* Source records
┄┄┄┄┄┄┄┄┄┄┄┄┄┄┄┄┄┄┄┄
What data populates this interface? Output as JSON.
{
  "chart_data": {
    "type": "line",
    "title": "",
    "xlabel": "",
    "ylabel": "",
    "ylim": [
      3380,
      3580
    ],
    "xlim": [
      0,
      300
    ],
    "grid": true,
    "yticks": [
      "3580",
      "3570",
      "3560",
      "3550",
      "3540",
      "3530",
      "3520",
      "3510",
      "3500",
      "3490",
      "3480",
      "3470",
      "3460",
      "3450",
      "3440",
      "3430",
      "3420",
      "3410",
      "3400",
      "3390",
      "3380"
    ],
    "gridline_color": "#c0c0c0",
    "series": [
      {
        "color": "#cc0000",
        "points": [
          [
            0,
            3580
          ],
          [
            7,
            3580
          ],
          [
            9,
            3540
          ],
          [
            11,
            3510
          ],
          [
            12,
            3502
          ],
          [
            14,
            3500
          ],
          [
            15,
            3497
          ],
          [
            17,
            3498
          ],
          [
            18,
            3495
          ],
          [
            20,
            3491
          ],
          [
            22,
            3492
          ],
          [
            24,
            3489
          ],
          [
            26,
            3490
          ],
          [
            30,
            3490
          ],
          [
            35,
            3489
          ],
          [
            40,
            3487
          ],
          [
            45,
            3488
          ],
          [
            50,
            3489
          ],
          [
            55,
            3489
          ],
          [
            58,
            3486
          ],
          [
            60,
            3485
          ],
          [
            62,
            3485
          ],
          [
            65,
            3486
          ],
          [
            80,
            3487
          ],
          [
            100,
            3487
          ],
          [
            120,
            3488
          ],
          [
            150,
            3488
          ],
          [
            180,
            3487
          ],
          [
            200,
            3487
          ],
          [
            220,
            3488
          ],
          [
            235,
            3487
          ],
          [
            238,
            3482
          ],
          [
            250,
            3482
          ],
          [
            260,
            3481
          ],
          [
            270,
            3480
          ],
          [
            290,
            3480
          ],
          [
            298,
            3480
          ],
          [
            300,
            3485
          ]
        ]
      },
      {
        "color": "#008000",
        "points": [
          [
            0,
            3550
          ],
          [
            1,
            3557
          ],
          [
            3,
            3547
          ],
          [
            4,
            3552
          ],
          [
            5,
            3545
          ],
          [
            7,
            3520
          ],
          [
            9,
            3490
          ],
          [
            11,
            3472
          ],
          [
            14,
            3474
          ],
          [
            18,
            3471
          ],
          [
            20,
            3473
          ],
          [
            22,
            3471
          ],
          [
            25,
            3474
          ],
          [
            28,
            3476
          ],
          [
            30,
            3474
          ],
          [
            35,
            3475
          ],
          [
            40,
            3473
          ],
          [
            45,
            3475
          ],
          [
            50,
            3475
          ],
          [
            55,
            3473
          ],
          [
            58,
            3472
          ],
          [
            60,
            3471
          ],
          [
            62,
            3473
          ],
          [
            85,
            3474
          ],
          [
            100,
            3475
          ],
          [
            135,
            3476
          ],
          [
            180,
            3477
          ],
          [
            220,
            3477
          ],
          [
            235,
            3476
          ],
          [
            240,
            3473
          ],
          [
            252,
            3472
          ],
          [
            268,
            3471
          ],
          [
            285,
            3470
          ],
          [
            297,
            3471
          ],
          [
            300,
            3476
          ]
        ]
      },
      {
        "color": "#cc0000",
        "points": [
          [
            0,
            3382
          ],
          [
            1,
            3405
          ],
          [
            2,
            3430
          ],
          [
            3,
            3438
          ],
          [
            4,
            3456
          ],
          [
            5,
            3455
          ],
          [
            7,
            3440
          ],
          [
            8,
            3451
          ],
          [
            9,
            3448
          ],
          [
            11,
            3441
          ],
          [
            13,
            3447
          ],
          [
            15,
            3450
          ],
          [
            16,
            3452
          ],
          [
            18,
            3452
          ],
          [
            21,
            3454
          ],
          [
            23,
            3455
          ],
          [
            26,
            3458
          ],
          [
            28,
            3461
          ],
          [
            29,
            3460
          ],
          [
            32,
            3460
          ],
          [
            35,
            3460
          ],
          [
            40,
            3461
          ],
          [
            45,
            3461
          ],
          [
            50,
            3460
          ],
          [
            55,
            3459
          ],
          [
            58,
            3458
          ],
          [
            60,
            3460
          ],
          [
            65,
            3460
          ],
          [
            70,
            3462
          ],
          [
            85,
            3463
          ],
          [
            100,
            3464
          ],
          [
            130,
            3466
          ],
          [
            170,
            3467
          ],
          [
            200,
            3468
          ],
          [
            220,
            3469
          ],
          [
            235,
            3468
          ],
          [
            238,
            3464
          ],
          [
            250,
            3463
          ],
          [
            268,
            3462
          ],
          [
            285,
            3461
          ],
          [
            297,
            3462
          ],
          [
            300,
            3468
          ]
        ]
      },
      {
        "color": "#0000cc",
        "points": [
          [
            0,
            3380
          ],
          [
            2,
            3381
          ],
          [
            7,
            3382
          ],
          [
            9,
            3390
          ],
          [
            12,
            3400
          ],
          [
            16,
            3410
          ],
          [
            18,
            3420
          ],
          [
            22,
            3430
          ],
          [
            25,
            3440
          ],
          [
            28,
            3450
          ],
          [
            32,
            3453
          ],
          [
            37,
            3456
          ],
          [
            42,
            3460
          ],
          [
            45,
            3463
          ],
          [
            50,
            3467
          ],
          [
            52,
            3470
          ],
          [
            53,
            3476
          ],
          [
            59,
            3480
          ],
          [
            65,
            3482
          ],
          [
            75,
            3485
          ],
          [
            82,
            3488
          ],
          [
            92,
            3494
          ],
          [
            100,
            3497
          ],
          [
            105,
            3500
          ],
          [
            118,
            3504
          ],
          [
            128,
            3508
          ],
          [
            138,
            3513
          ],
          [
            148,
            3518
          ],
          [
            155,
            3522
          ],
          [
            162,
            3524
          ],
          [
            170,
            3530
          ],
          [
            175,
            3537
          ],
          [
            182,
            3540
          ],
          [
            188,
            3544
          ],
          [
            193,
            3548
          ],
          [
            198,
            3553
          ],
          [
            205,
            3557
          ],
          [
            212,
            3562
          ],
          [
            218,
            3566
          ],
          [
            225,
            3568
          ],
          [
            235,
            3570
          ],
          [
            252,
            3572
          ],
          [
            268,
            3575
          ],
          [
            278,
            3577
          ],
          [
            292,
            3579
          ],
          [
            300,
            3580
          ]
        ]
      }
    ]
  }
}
┄┄┄┄┄┄┄┄┄┄┄┄┄┄┄┄┄┄┄┄
* AIM
Your task is to quote all of the data word for word.

* THE RESULT
What data populates this interface? Output as JSON.
{
  "chart_data": {
    "type": "line",
    "title": "",
    "xlabel": "",
    "ylabel": "",
    "ylim": [
      3380,
      3580
    ],
    "xlim": [
      0,
      300
    ],
    "grid": true,
    "yticks": [
      "3580",
      "3570",
      "3560",
      "3550",
      "3540",
      "3530",
      "3520",
      "3510",
      "3500",
      "3490",
      "3480",
      "3470",
      "3460",
      "3450",
      "3440",
      "3430",
      "3420",
      "3410",
      "3400",
      "3390",
      "3380"
    ],
    "gridline_color": "#c0c0c0",
    "series": [
      {
        "color": "#cc0000",
        "points": [
          [
            0,
            3580
          ],
          [
            7,
            3580
          ],
          [
            9,
            3540
          ],
          [
            11,
            3510
          ],
          [
            12,
            3502
          ],
          [
            14,
            3500
          ],
          [
            15,
            3497
          ],
          [
            17,
            3498
          ],
          [
            18,
            3495
          ],
          [
            20,
            3491
          ],
          [
            22,
            3492
          ],
          [
            24,
            3489
          ],
          [
            26,
            3490
          ],
          [
            30,
            3490
          ],
          [
            35,
            3489
          ],
          [
            40,
            3487
          ],
          [
            45,
            3488
          ],
          [
            50,
            3489
          ],
          [
            55,
            3489
          ],
          [
            58,
            3486
          ],
          [
            60,
            3485
          ],
          [
            62,
            3485
          ],
          [
            65,
            3486
          ],
          [
            80,
            3487
          ],
          [
            100,
            3487
          ],
          [
            120,
            3488
          ],
          [
            150,
            3488
          ],
          [
            180,
            3487
          ],
          [
            200,
            3487
          ],
          [
            220,
            3488
          ],
          [
            235,
            3487
          ],
          [
            238,
            3482
          ],
          [
            250,
            3482
          ],
          [
            260,
            3481
          ],
          [
            270,
            3480
          ],
          [
            290,
            3480
          ],
          [
            298,
            3480
          ],
          [
            300,
            3485
          ]
        ]
      },
      {
        "color": "#008000",
        "points": [
          [
            0,
            3550
          ],
          [
            1,
            3557
          ],
          [
            3,
            3547
          ],
          [
            4,
            3552
          ],
          [
            5,
            3545
          ],
          [
            7,
            3520
          ],
          [
            9,
            3490
          ],
          [
            11,
            3472
          ],
          [
            14,
            3474
          ],
          [
            18,
            3471
          ],
          [
            20,
            3473
          ],
          [
            22,
            3471
          ],
          [
            25,
            3474
          ],
          [
            28,
            3476
          ],
          [
            30,
            3474
          ],
          [
            35,
            3475
          ],
          [
            40,
            3473
          ],
          [
            45,
            3475
          ],
          [
            50,
            3475
          ],
          [
            55,
            3473
          ],
          [
            58,
            3472
          ],
          [
            60,
            3471
          ],
          [
            62,
            3473
          ],
          [
            85,
            3474
          ],
          [
            100,
            3475
          ],
          [
            135,
            3476
          ],
          [
            180,
            3477
          ],
          [
            220,
            3477
          ],
          [
            235,
            3476
          ],
          [
            240,
            3473
          ],
          [
            252,
            3472
          ],
          [
            268,
            3471
          ],
          [
            285,
            3470
          ],
          [
            297,
            3471
          ],
          [
            300,
            3476
          ]
        ]
      },
      {
        "color": "#cc0000",
        "points": [
          [
            0,
            3382
          ],
          [
            1,
            3405
          ],
          [
            2,
            3430
          ],
          [
            3,
            3438
          ],
          [
            4,
            3456
          ],
          [
            5,
            3455
          ],
          [
            7,
            3440
          ],
          [
            8,
            3451
          ],
          [
            9,
            3448
          ],
          [
            11,
            3441
          ],
          [
            13,
            3447
          ],
          [
            15,
            3450
          ],
          [
            16,
            3452
          ],
          [
            18,
            3452
          ],
          [
            21,
            3454
          ],
          [
            23,
            3455
          ],
          [
            26,
            3458
          ],
          [
            28,
            3461
          ],
          [
            29,
            3460
          ],
          [
            32,
            3460
          ],
          [
            35,
            3460
          ],
          [
            40,
            3461
          ],
          [
            45,
            3461
          ],
          [
            50,
            3460
          ],
          [
            55,
            3459
          ],
          [
            58,
            3458
          ],
          [
            60,
            3460
          ],
          [
            65,
            3460
          ],
          [
            70,
            3462
          ],
          [
            85,
            3463
          ],
          [
            100,
            3464
          ],
          [
            130,
            3466
          ],
          [
            170,
            3467
          ],
          [
            200,
            3468
          ],
          [
            220,
            3469
          ],
          [
            235,
            3468
          ],
          [
            238,
            3464
          ],
          [
            250,
            3463
          ],
          [
            268,
            3462
          ],
          [
            285,
            3461
          ],
          [
            297,
            3462
          ],
          [
            300,
            3468
          ]
        ]
      },
      {
        "color": "#0000cc",
        "points": [
          [
            0,
            3380
          ],
          [
            2,
            3381
          ],
          [
            7,
            3382
          ],
          [
            9,
            3390
          ],
          [
            12,
            3400
          ],
          [
            16,
            3410
          ],
          [
            18,
            3420
          ],
          [
            22,
            3430
          ],
          [
            25,
            3440
          ],
          [
            28,
            3450
          ],
          [
            32,
            3453
          ],
          [
            37,
            3456
          ],
          [
            42,
            3460
          ],
          [
            45,
            3463
          ],
          [
            50,
            3467
          ],
          [
            52,
            3470
          ],
          [
            53,
            3476
          ],
          [
            59,
            3480
          ],
          [
            65,
            3482
          ],
          [
            75,
            3485
          ],
          [
            82,
            3488
          ],
          [
            92,
            3494
          ],
          [
            100,
            3497
          ],
          [
            105,
            3500
          ],
          [
            118,
            3504
          ],
          [
            128,
            3508
          ],
          [
            138,
            3513
          ],
          [
            148,
            3518
          ],
          [
            155,
            3522
          ],
          [
            162,
            3524
          ],
          [
            170,
            3530
          ],
          [
            175,
            3537
          ],
          [
            182,
            3540
          ],
          [
            188,
            3544
          ],
          [
            193,
            3548
          ],
          [
            198,
            3553
          ],
          [
            205,
            3557
          ],
          [
            212,
            3562
          ],
          [
            218,
            3566
          ],
          [
            225,
            3568
          ],
          [
            235,
            3570
          ],
          [
            252,
            3572
          ],
          [
            268,
            3575
          ],
          [
            278,
            3577
          ],
          [
            292,
            3579
          ],
          [
            300,
            3580
          ]
        ]
      }
    ]
  }
}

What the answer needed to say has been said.